Material for this task:
───
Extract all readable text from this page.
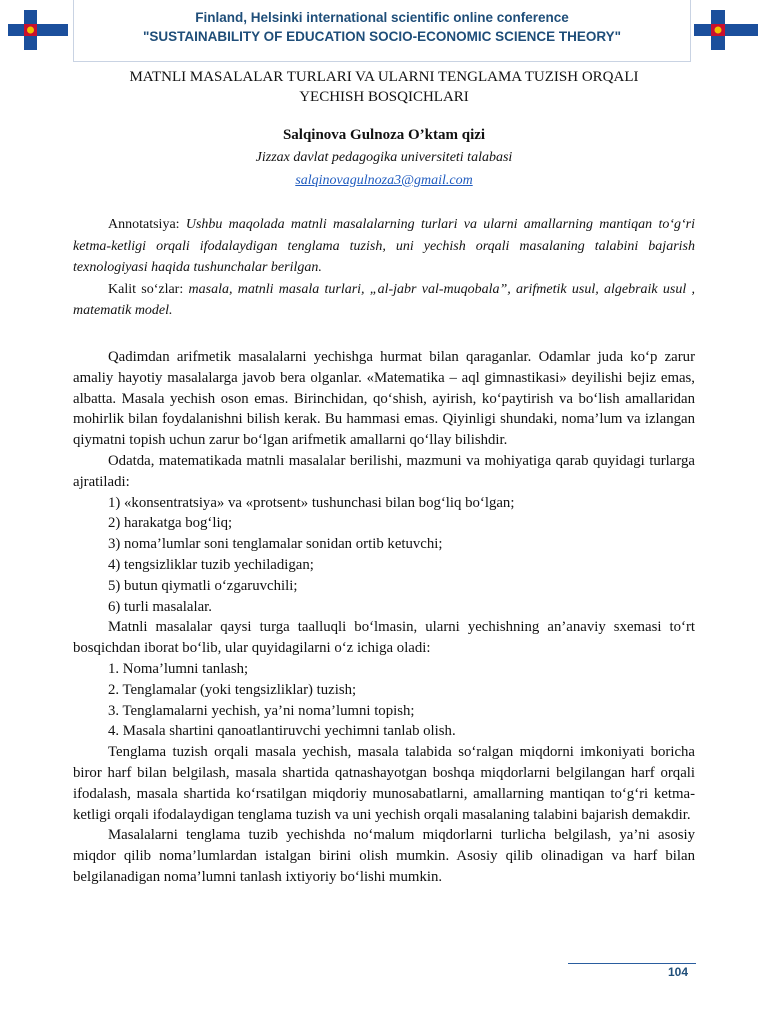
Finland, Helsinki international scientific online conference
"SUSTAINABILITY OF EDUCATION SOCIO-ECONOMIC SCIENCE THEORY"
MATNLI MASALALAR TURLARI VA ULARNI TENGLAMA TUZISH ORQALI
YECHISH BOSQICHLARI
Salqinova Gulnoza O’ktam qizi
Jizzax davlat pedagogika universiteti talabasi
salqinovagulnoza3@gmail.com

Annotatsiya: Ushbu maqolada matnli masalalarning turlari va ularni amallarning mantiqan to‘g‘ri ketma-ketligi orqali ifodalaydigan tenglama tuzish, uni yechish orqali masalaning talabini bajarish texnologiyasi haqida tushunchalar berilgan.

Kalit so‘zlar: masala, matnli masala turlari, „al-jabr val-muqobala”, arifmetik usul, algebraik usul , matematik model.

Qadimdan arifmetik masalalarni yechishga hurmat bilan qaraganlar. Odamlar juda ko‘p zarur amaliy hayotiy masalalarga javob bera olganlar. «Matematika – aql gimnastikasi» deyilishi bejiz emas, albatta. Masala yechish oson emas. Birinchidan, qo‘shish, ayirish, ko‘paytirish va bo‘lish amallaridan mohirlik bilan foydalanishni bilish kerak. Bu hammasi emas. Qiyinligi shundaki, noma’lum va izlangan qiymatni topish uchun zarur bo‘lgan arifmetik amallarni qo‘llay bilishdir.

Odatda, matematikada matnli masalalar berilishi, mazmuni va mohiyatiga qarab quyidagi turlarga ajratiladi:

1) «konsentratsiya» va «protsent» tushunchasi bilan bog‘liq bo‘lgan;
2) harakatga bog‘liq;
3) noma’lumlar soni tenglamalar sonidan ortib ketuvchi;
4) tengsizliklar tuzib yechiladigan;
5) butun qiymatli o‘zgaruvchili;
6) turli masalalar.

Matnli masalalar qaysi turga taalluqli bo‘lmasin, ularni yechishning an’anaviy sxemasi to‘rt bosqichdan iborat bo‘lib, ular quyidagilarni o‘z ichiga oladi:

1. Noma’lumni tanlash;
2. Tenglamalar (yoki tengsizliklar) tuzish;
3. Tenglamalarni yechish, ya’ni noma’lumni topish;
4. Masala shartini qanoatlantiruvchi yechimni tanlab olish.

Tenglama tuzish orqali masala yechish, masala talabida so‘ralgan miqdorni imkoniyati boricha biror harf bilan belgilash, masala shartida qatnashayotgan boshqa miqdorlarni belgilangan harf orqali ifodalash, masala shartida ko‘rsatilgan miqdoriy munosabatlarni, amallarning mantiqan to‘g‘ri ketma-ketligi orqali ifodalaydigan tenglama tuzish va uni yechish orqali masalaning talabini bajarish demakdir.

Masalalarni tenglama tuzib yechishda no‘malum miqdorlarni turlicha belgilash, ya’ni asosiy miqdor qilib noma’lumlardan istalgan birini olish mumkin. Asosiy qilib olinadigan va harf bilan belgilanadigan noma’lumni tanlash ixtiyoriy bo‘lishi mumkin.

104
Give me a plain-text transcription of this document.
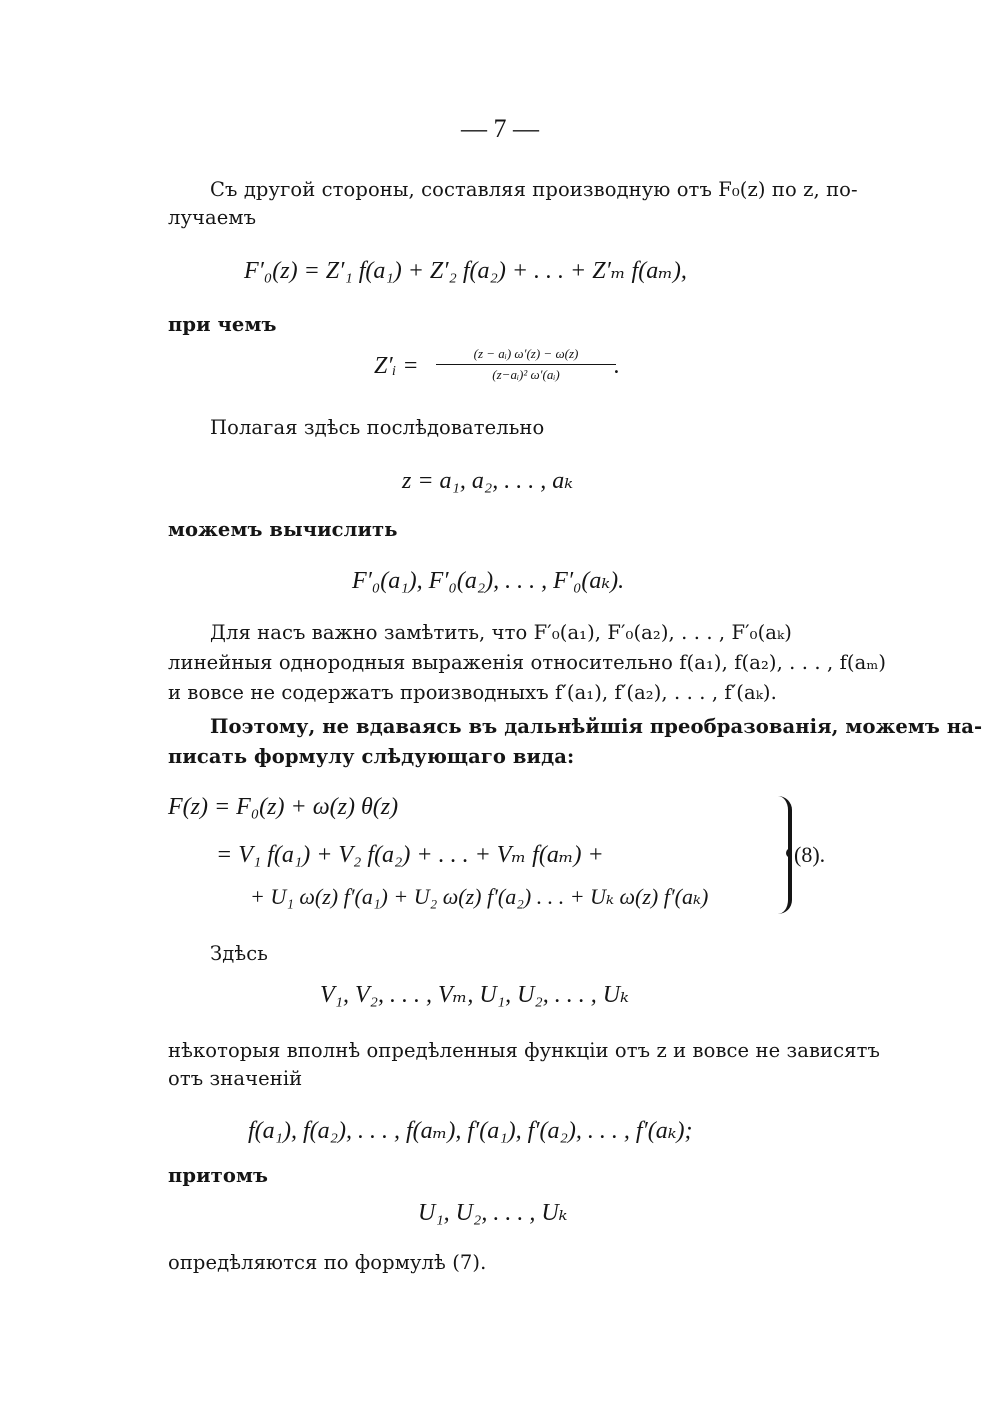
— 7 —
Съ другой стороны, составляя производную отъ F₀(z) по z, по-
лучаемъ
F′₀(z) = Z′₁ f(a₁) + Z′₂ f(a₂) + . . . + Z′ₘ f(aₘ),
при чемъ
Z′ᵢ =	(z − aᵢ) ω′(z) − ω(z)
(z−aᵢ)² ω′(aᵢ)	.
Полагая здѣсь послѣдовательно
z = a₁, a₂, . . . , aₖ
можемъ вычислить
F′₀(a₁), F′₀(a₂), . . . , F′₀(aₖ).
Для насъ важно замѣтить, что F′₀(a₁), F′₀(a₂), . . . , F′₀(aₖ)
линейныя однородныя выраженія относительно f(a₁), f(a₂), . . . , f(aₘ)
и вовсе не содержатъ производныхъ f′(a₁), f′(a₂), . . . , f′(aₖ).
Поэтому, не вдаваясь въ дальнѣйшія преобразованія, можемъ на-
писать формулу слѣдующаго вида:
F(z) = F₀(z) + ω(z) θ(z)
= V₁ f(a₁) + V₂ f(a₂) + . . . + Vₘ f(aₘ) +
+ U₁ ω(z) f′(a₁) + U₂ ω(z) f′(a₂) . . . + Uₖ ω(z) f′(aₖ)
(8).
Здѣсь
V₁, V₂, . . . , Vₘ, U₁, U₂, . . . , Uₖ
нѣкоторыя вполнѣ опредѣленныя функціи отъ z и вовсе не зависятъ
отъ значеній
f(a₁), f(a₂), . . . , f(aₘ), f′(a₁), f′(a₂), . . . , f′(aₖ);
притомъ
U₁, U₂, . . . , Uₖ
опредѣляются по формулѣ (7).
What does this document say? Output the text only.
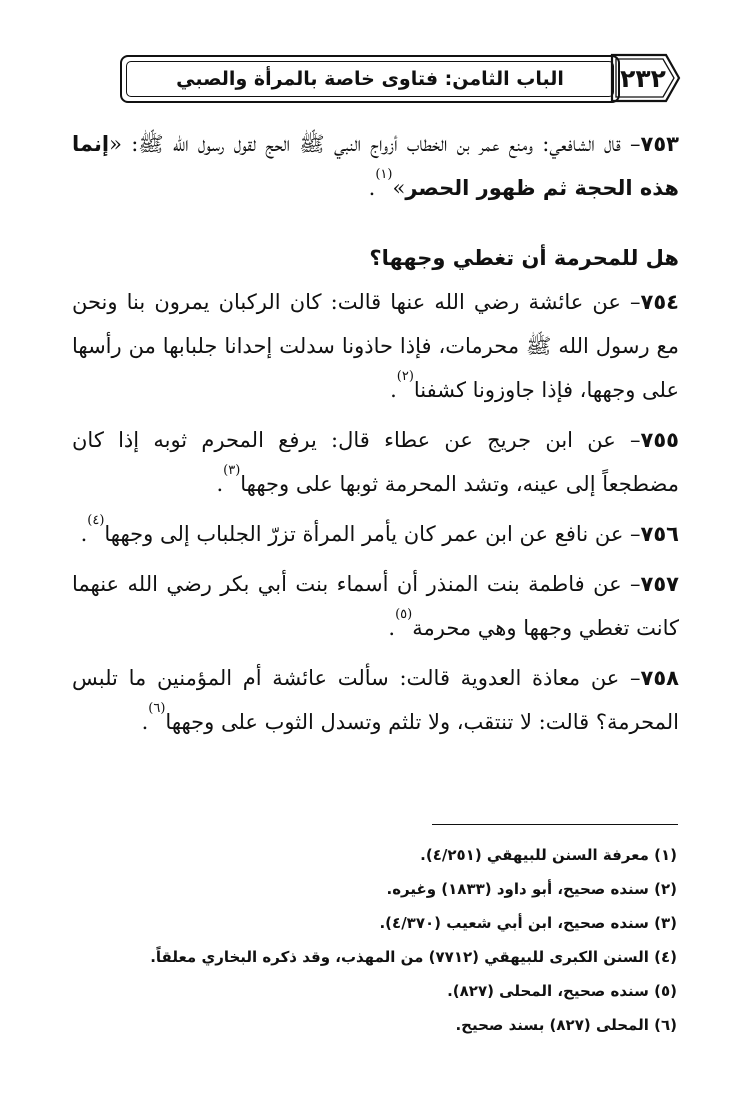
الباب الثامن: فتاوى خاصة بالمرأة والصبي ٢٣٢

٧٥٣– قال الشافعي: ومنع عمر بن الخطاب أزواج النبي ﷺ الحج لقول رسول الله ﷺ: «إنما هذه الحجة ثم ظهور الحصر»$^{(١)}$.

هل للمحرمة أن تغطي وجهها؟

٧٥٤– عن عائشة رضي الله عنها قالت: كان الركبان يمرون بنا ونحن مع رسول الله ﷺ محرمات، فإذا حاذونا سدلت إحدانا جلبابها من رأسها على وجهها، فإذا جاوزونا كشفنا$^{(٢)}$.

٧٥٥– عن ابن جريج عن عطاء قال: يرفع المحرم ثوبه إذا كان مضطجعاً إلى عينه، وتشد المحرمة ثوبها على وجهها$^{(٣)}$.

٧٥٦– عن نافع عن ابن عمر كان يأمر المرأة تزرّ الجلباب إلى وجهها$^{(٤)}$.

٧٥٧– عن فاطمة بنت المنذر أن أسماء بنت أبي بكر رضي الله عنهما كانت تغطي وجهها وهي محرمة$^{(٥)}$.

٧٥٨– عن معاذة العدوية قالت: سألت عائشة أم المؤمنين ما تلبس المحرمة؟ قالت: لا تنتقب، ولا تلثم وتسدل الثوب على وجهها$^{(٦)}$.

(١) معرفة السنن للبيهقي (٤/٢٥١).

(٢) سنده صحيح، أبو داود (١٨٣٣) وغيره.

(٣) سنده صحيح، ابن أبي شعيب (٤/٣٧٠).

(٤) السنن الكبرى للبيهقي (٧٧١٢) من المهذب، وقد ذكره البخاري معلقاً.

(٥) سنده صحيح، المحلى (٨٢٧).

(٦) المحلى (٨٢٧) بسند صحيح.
───
Goal:
Give every line above again exactly, with no pictures.

Solution for this problem:
Extract all readable text from this page.
Finland, Helsinki international scientific online conference
"SUSTAINABILITY OF EDUCATION SOCIO-ECONOMIC SCIENCE THEORY"
MATNLI MASALALAR TURLARI VA ULARNI TENGLAMA TUZISH ORQALI
YECHISH BOSQICHLARI
Salqinova Gulnoza O’ktam qizi
Jizzax davlat pedagogika universiteti talabasi
salqinovagulnoza3@gmail.com

Annotatsiya: Ushbu maqolada matnli masalalarning turlari va ularni amallarning mantiqan to‘g‘ri ketma-ketligi orqali ifodalaydigan tenglama tuzish, uni yechish orqali masalaning talabini bajarish texnologiyasi haqida tushunchalar berilgan.

Kalit so‘zlar: masala, matnli masala turlari, „al-jabr val-muqobala”, arifmetik usul, algebraik usul , matematik model.

Qadimdan arifmetik masalalarni yechishga hurmat bilan qaraganlar. Odamlar juda ko‘p zarur amaliy hayotiy masalalarga javob bera olganlar. «Matematika – aql gimnastikasi» deyilishi bejiz emas, albatta. Masala yechish oson emas. Birinchidan, qo‘shish, ayirish, ko‘paytirish va bo‘lish amallaridan mohirlik bilan foydalanishni bilish kerak. Bu hammasi emas. Qiyinligi shundaki, noma’lum va izlangan qiymatni topish uchun zarur bo‘lgan arifmetik amallarni qo‘llay bilishdir.

Odatda, matematikada matnli masalalar berilishi, mazmuni va mohiyatiga qarab quyidagi turlarga ajratiladi:

1) «konsentratsiya» va «protsent» tushunchasi bilan bog‘liq bo‘lgan;
2) harakatga bog‘liq;
3) noma’lumlar soni tenglamalar sonidan ortib ketuvchi;
4) tengsizliklar tuzib yechiladigan;
5) butun qiymatli o‘zgaruvchili;
6) turli masalalar.

Matnli masalalar qaysi turga taalluqli bo‘lmasin, ularni yechishning an’anaviy sxemasi to‘rt bosqichdan iborat bo‘lib, ular quyidagilarni o‘z ichiga oladi:

1. Noma’lumni tanlash;
2. Tenglamalar (yoki tengsizliklar) tuzish;
3. Tenglamalarni yechish, ya’ni noma’lumni topish;
4. Masala shartini qanoatlantiruvchi yechimni tanlab olish.

Tenglama tuzish orqali masala yechish, masala talabida so‘ralgan miqdorni imkoniyati boricha biror harf bilan belgilash, masala shartida qatnashayotgan boshqa miqdorlarni belgilangan harf orqali ifodalash, masala shartida ko‘rsatilgan miqdoriy munosabatlarni, amallarning mantiqan to‘g‘ri ketma-ketligi orqali ifodalaydigan tenglama tuzish va uni yechish orqali masalaning talabini bajarish demakdir.

Masalalarni tenglama tuzib yechishda no‘malum miqdorlarni turlicha belgilash, ya’ni asosiy miqdor qilib noma’lumlardan istalgan birini olish mumkin. Asosiy qilib olinadigan va harf bilan belgilanadigan noma’lumni tanlash ixtiyoriy bo‘lishi mumkin.

104
Give me a plain-text transcription of this document.
— 7 —
Съ другой стороны, составляя производную отъ F₀(z) по z, по-
лучаемъ
F′₀(z) = Z′₁ f(a₁) + Z′₂ f(a₂) + . . . + Z′ₘ f(aₘ),
при чемъ
Z′ᵢ =	(z − aᵢ) ω′(z) − ω(z)
(z−aᵢ)² ω′(aᵢ)	.
Полагая здѣсь послѣдовательно
z = a₁, a₂, . . . , aₖ
можемъ вычислить
F′₀(a₁), F′₀(a₂), . . . , F′₀(aₖ).
Для насъ важно замѣтить, что F′₀(a₁), F′₀(a₂), . . . , F′₀(aₖ)
линейныя однородныя выраженія относительно f(a₁), f(a₂), . . . , f(aₘ)
и вовсе не содержатъ производныхъ f′(a₁), f′(a₂), . . . , f′(aₖ).
Поэтому, не вдаваясь въ дальнѣйшія преобразованія, можемъ на-
писать формулу слѣдующаго вида:
F(z) = F₀(z) + ω(z) θ(z)
= V₁ f(a₁) + V₂ f(a₂) + . . . + Vₘ f(aₘ) +
+ U₁ ω(z) f′(a₁) + U₂ ω(z) f′(a₂) . . . + Uₖ ω(z) f′(aₖ)
(8).
Здѣсь
V₁, V₂, . . . , Vₘ, U₁, U₂, . . . , Uₖ
нѣкоторыя вполнѣ опредѣленныя функціи отъ z и вовсе не зависятъ
отъ значеній
f(a₁), f(a₂), . . . , f(aₘ), f′(a₁), f′(a₂), . . . , f′(aₖ);
притомъ
U₁, U₂, . . . , Uₖ
опредѣляются по формулѣ (7).
What does this document say? Output the text only.
الباب الثامن: فتاوى خاصة بالمرأة والصبي ٢٣٢

٧٥٣– قال الشافعي: ومنع عمر بن الخطاب أزواج النبي ﷺ الحج لقول رسول الله ﷺ: «إنما هذه الحجة ثم ظهور الحصر»$^{(١)}$.

هل للمحرمة أن تغطي وجهها؟

٧٥٤– عن عائشة رضي الله عنها قالت: كان الركبان يمرون بنا ونحن مع رسول الله ﷺ محرمات، فإذا حاذونا سدلت إحدانا جلبابها من رأسها على وجهها، فإذا جاوزونا كشفنا$^{(٢)}$.

٧٥٥– عن ابن جريج عن عطاء قال: يرفع المحرم ثوبه إذا كان مضطجعاً إلى عينه، وتشد المحرمة ثوبها على وجهها$^{(٣)}$.

٧٥٦– عن نافع عن ابن عمر كان يأمر المرأة تزرّ الجلباب إلى وجهها$^{(٤)}$.

٧٥٧– عن فاطمة بنت المنذر أن أسماء بنت أبي بكر رضي الله عنهما كانت تغطي وجهها وهي محرمة$^{(٥)}$.

٧٥٨– عن معاذة العدوية قالت: سألت عائشة أم المؤمنين ما تلبس المحرمة؟ قالت: لا تنتقب، ولا تلثم وتسدل الثوب على وجهها$^{(٦)}$.

(١) معرفة السنن للبيهقي (٤/٢٥١).

(٢) سنده صحيح، أبو داود (١٨٣٣) وغيره.

(٣) سنده صحيح، ابن أبي شعيب (٤/٣٧٠).

(٤) السنن الكبرى للبيهقي (٧٧١٢) من المهذب، وقد ذكره البخاري معلقاً.

(٥) سنده صحيح، المحلى (٨٢٧).

(٦) المحلى (٨٢٧) بسند صحيح.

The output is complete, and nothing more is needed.